=== What is being asked ===
In the copy, include every entry exactly but none of the pictures.

════════

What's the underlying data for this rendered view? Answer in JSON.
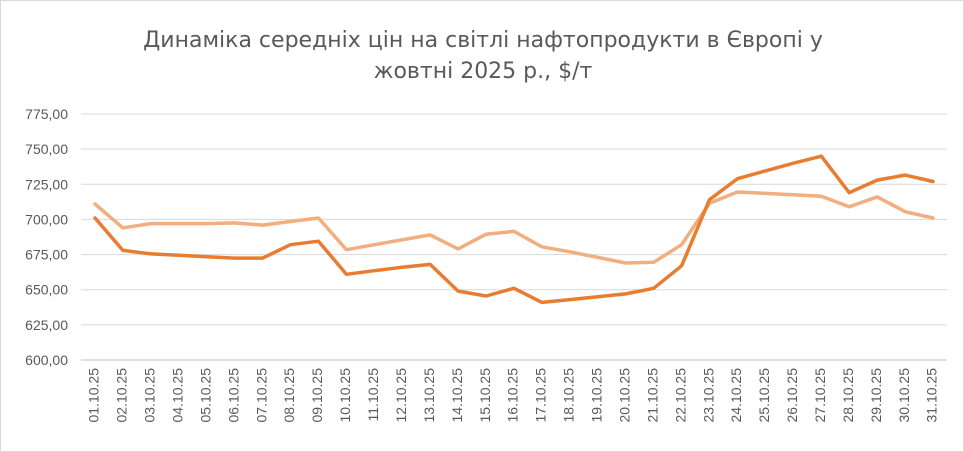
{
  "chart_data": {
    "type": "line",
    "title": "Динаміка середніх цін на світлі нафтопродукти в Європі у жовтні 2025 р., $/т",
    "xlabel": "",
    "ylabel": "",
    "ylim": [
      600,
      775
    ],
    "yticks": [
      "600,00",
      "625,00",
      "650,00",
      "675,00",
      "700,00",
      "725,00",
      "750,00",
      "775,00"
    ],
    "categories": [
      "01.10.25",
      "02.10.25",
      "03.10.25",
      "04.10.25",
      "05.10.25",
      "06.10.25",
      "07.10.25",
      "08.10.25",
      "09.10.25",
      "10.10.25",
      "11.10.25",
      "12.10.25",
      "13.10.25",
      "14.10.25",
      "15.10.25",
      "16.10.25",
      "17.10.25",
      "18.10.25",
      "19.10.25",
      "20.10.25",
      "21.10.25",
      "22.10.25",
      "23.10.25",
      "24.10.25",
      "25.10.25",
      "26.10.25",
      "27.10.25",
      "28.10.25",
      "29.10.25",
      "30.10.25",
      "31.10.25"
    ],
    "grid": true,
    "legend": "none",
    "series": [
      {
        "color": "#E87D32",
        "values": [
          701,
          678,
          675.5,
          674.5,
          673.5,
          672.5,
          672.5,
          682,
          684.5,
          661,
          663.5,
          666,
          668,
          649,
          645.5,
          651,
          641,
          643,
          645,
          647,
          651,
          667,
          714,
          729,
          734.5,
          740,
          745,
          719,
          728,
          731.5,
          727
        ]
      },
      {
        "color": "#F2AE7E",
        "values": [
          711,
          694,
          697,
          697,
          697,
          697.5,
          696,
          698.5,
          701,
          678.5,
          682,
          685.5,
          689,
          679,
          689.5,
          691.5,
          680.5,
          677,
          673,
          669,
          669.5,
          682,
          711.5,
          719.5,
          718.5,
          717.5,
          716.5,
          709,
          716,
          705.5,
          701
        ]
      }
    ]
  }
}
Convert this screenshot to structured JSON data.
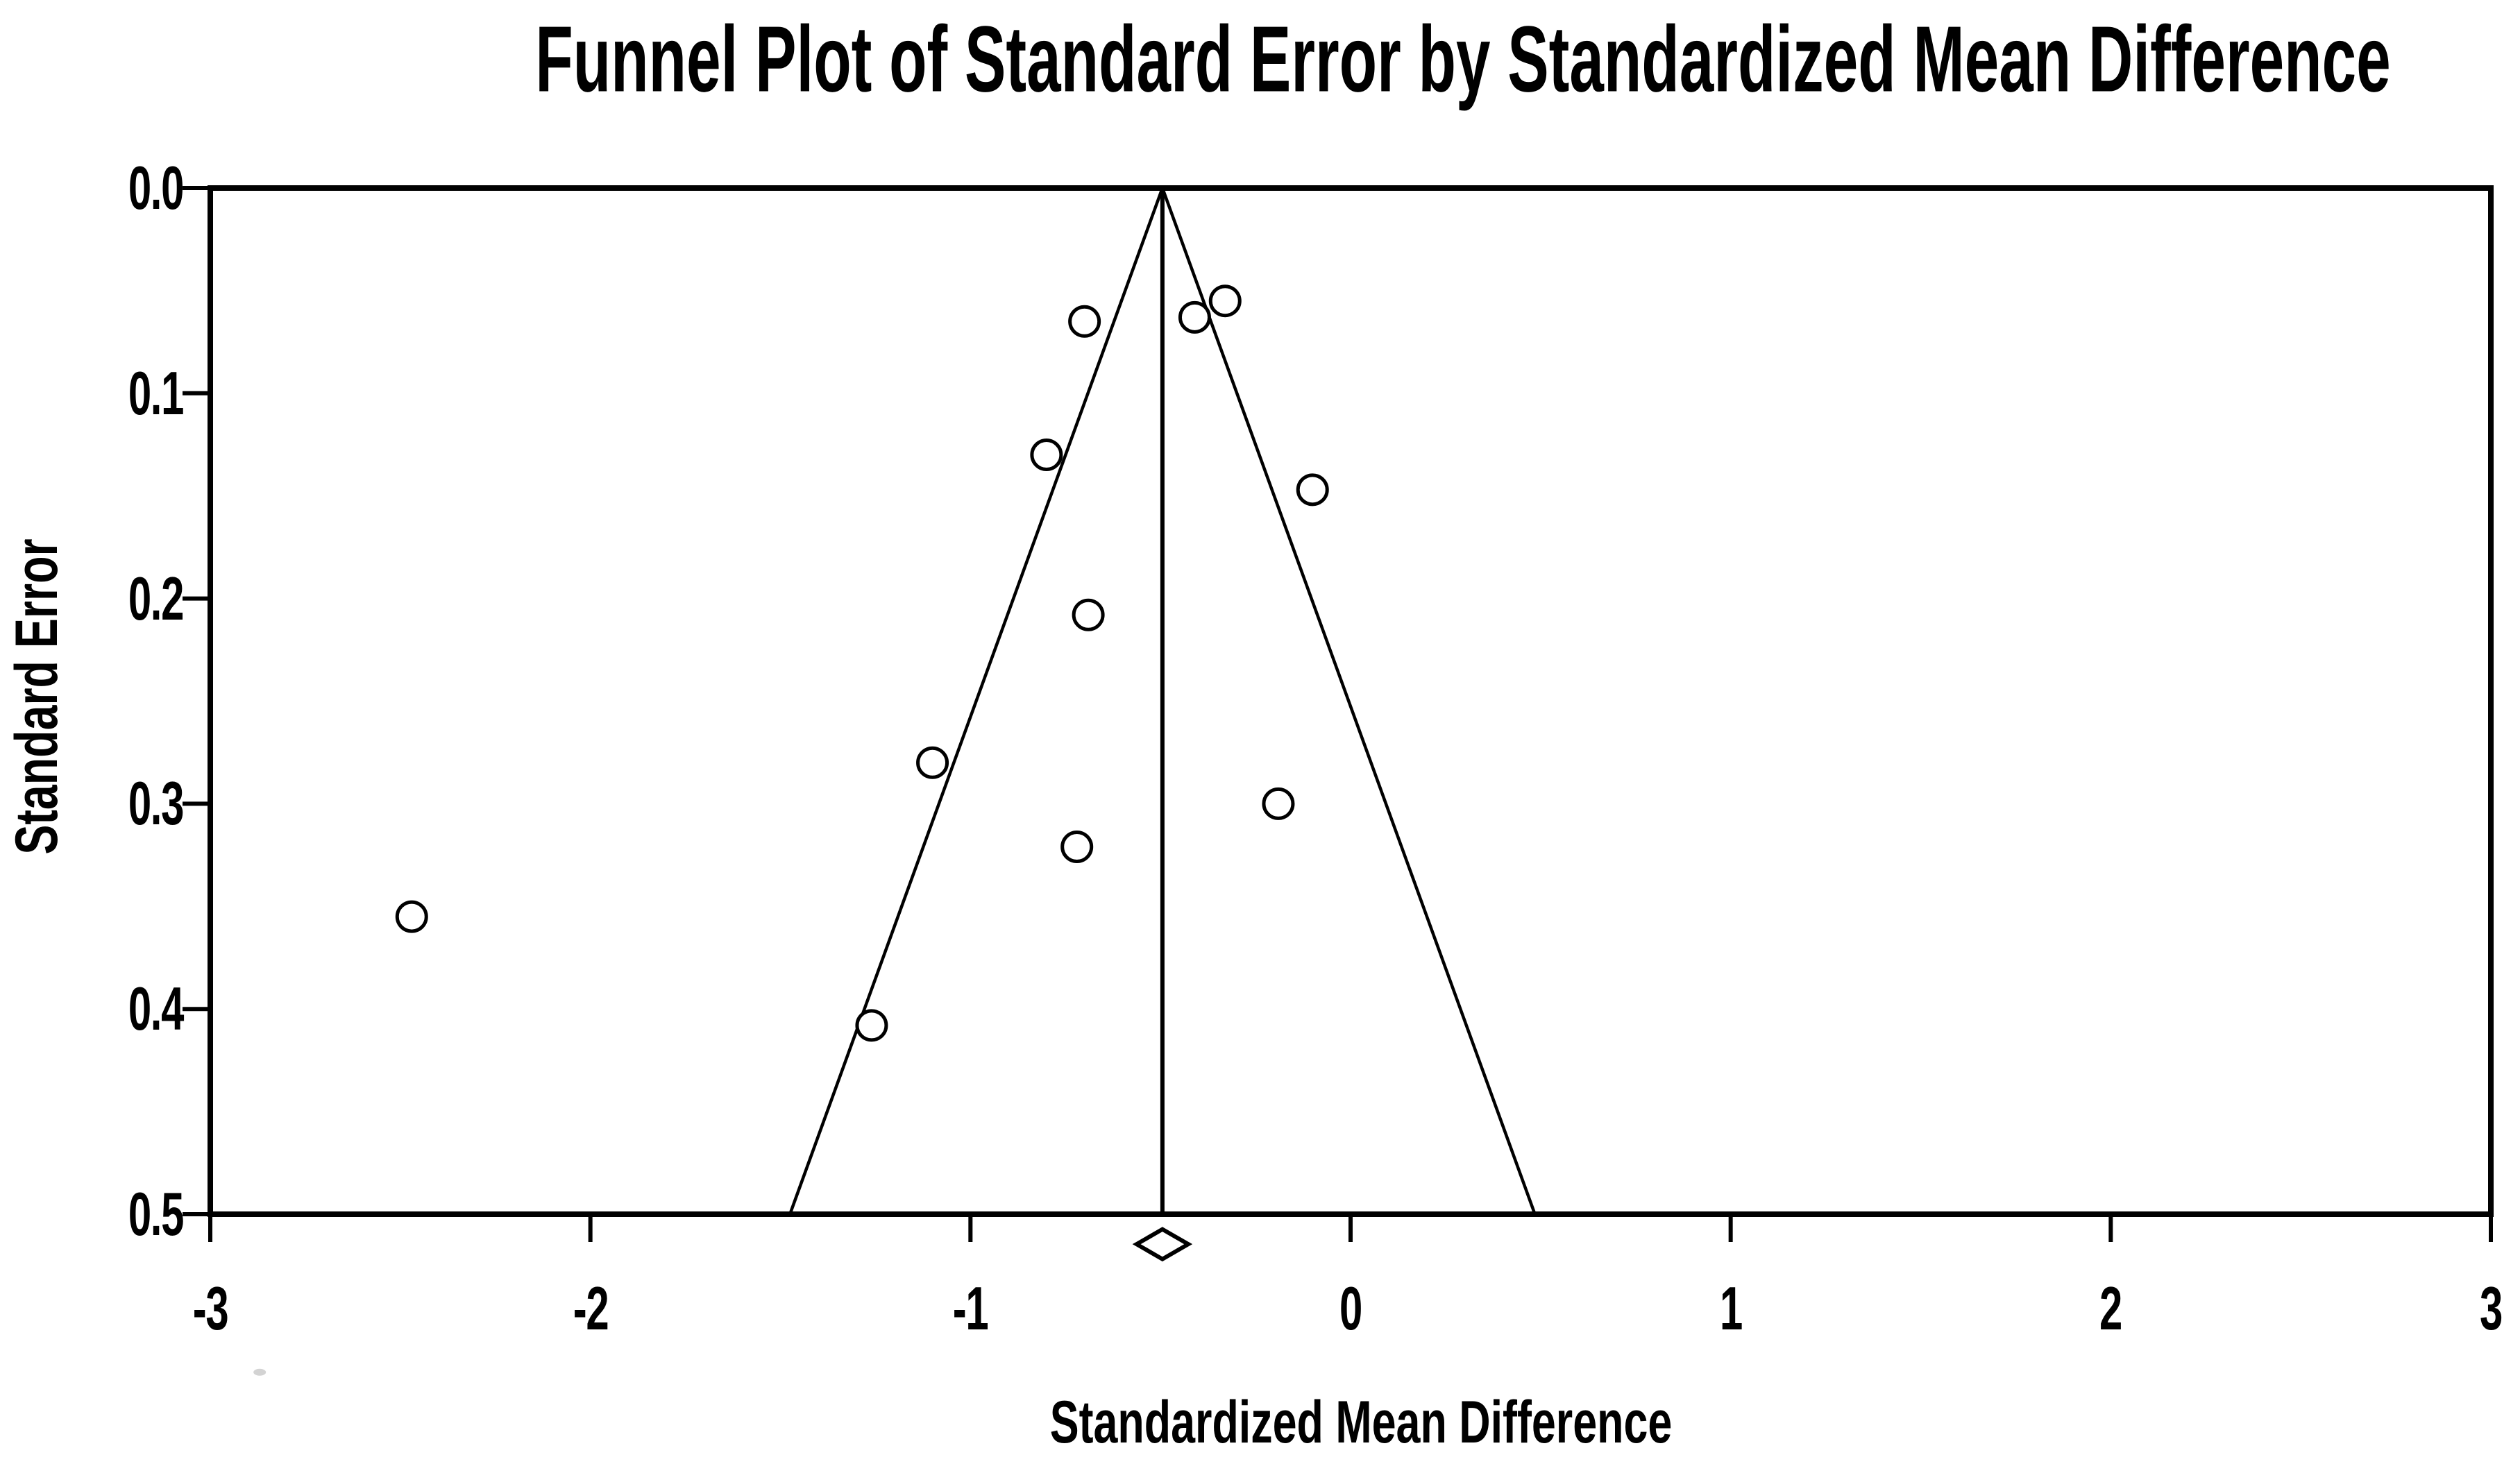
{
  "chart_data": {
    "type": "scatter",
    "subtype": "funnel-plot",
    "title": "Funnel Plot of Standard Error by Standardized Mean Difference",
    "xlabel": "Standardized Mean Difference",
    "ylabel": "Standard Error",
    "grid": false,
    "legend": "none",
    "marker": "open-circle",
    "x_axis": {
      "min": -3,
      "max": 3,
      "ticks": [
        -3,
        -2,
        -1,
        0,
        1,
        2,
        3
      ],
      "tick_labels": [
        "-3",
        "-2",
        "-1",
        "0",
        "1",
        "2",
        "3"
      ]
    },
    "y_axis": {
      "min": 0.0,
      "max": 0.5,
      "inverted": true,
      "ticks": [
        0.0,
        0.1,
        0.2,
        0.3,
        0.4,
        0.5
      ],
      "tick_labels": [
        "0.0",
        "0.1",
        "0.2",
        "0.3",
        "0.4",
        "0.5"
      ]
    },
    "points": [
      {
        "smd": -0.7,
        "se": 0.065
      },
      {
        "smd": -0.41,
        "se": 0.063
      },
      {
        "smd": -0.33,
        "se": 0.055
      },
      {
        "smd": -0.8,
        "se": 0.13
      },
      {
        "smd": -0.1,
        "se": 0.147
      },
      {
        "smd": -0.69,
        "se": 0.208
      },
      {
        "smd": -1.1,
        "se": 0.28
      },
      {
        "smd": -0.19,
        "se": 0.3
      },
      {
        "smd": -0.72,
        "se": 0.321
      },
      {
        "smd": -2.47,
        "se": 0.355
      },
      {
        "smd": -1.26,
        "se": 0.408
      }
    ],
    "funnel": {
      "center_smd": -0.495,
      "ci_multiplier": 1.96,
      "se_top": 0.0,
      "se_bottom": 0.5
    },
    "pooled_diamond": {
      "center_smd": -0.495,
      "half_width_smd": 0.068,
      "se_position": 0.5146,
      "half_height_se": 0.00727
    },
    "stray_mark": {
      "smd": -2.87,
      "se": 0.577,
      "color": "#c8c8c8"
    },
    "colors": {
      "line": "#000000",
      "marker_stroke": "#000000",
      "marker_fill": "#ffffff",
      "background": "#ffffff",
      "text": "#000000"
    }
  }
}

════════

=== Exercise output ===
What's the underlying data for this rendered view? Answer in JSON.
{
  "chart_data": {
    "type": "line",
    "title": "Динаміка середніх цін на світлі нафтопродукти в Європі у жовтні 2025 р., $/т",
    "xlabel": "",
    "ylabel": "",
    "ylim": [
      600,
      775
    ],
    "yticks": [
      "600,00",
      "625,00",
      "650,00",
      "675,00",
      "700,00",
      "725,00",
      "750,00",
      "775,00"
    ],
    "categories": [
      "01.10.25",
      "02.10.25",
      "03.10.25",
      "04.10.25",
      "05.10.25",
      "06.10.25",
      "07.10.25",
      "08.10.25",
      "09.10.25",
      "10.10.25",
      "11.10.25",
      "12.10.25",
      "13.10.25",
      "14.10.25",
      "15.10.25",
      "16.10.25",
      "17.10.25",
      "18.10.25",
      "19.10.25",
      "20.10.25",
      "21.10.25",
      "22.10.25",
      "23.10.25",
      "24.10.25",
      "25.10.25",
      "26.10.25",
      "27.10.25",
      "28.10.25",
      "29.10.25",
      "30.10.25",
      "31.10.25"
    ],
    "grid": true,
    "legend": "none",
    "series": [
      {
        "color": "#E87D32",
        "values": [
          701,
          678,
          675.5,
          674.5,
          673.5,
          672.5,
          672.5,
          682,
          684.5,
          661,
          663.5,
          666,
          668,
          649,
          645.5,
          651,
          641,
          643,
          645,
          647,
          651,
          667,
          714,
          729,
          734.5,
          740,
          745,
          719,
          728,
          731.5,
          727
        ]
      },
      {
        "color": "#F2AE7E",
        "values": [
          711,
          694,
          697,
          697,
          697,
          697.5,
          696,
          698.5,
          701,
          678.5,
          682,
          685.5,
          689,
          679,
          689.5,
          691.5,
          680.5,
          677,
          673,
          669,
          669.5,
          682,
          711.5,
          719.5,
          718.5,
          717.5,
          716.5,
          709,
          716,
          705.5,
          701
        ]
      }
    ]
  }
}
Convert this screenshot to structured JSON data.
{
  "chart_data": {
    "type": "scatter",
    "subtype": "funnel-plot",
    "title": "Funnel Plot of Standard Error by Standardized Mean Difference",
    "xlabel": "Standardized Mean Difference",
    "ylabel": "Standard Error",
    "grid": false,
    "legend": "none",
    "marker": "open-circle",
    "x_axis": {
      "min": -3,
      "max": 3,
      "ticks": [
        -3,
        -2,
        -1,
        0,
        1,
        2,
        3
      ],
      "tick_labels": [
        "-3",
        "-2",
        "-1",
        "0",
        "1",
        "2",
        "3"
      ]
    },
    "y_axis": {
      "min": 0.0,
      "max": 0.5,
      "inverted": true,
      "ticks": [
        0.0,
        0.1,
        0.2,
        0.3,
        0.4,
        0.5
      ],
      "tick_labels": [
        "0.0",
        "0.1",
        "0.2",
        "0.3",
        "0.4",
        "0.5"
      ]
    },
    "points": [
      {
        "smd": -0.7,
        "se": 0.065
      },
      {
        "smd": -0.41,
        "se": 0.063
      },
      {
        "smd": -0.33,
        "se": 0.055
      },
      {
        "smd": -0.8,
        "se": 0.13
      },
      {
        "smd": -0.1,
        "se": 0.147
      },
      {
        "smd": -0.69,
        "se": 0.208
      },
      {
        "smd": -1.1,
        "se": 0.28
      },
      {
        "smd": -0.19,
        "se": 0.3
      },
      {
        "smd": -0.72,
        "se": 0.321
      },
      {
        "smd": -2.47,
        "se": 0.355
      },
      {
        "smd": -1.26,
        "se": 0.408
      }
    ],
    "funnel": {
      "center_smd": -0.495,
      "ci_multiplier": 1.96,
      "se_top": 0.0,
      "se_bottom": 0.5
    },
    "pooled_diamond": {
      "center_smd": -0.495,
      "half_width_smd": 0.068,
      "se_position": 0.5146,
      "half_height_se": 0.00727
    },
    "stray_mark": {
      "smd": -2.87,
      "se": 0.577,
      "color": "#c8c8c8"
    },
    "colors": {
      "line": "#000000",
      "marker_stroke": "#000000",
      "marker_fill": "#ffffff",
      "background": "#ffffff",
      "text": "#000000"
    }
  }
}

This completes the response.